REQUEST
The exercise asks you to copy every line below in which "Deuda" appears.

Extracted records
▼

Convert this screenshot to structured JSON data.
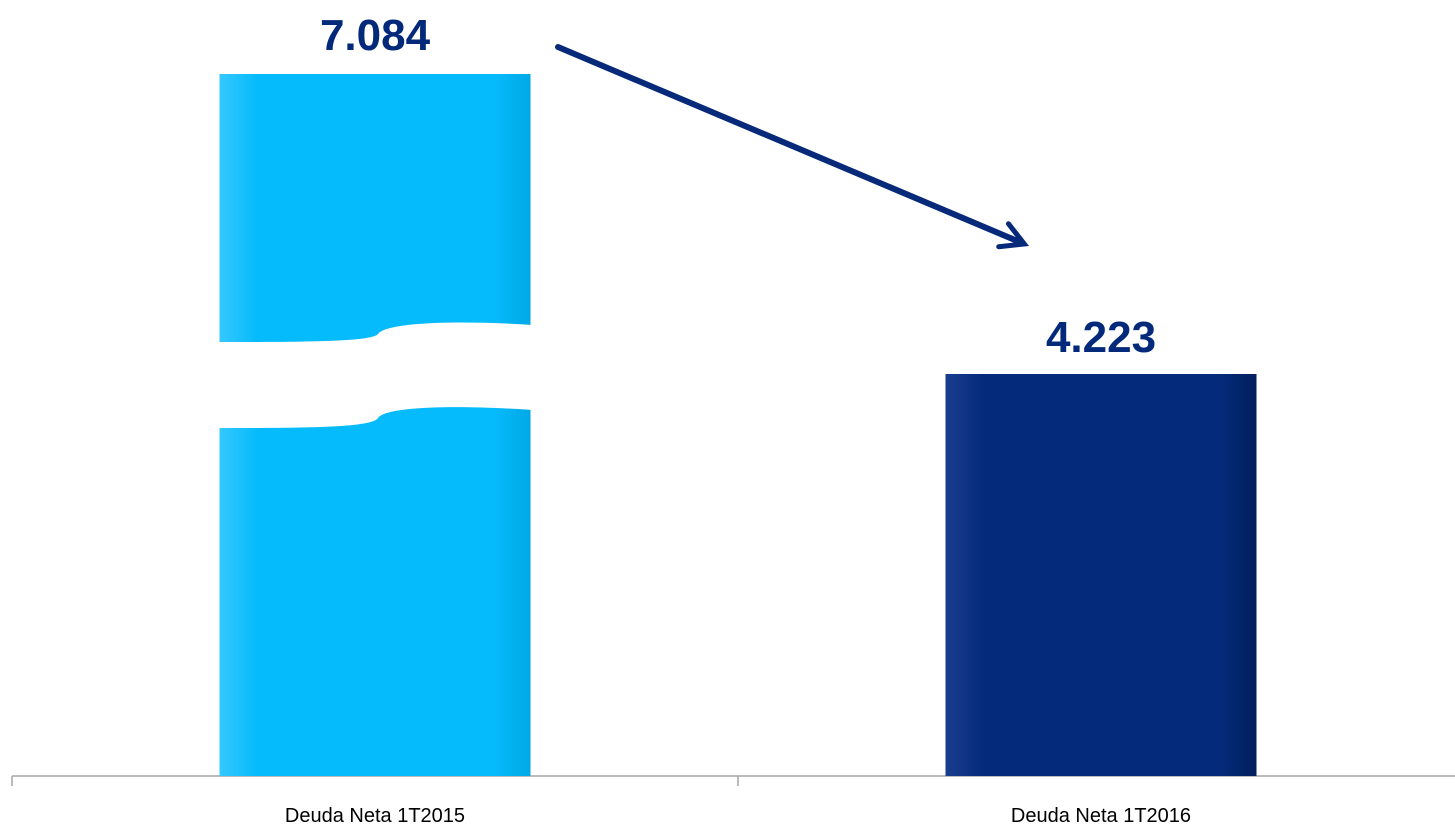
{
  "chart_data": {
    "type": "bar",
    "categories": [
      "Deuda Neta 1T2015",
      "Deuda Neta 1T2016"
    ],
    "values": [
      7084,
      4223
    ],
    "value_labels": [
      "7.084",
      "4.223"
    ],
    "title": "",
    "xlabel": "",
    "ylabel": "",
    "y_axis_broken": true,
    "grid": false,
    "legend": "none",
    "annotation": "arrow-down-from-first-to-second-bar",
    "colors": {
      "bar_1": "#06BBFC",
      "bar_2": "#042B7B",
      "value_label": "#03297A",
      "arrow": "#06297A",
      "axis": "#A6A6A6"
    }
  }
}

▲

EXPECTED ANSWER
      "Deuda Neta 1T2015",
      "Deuda Neta 1T2016"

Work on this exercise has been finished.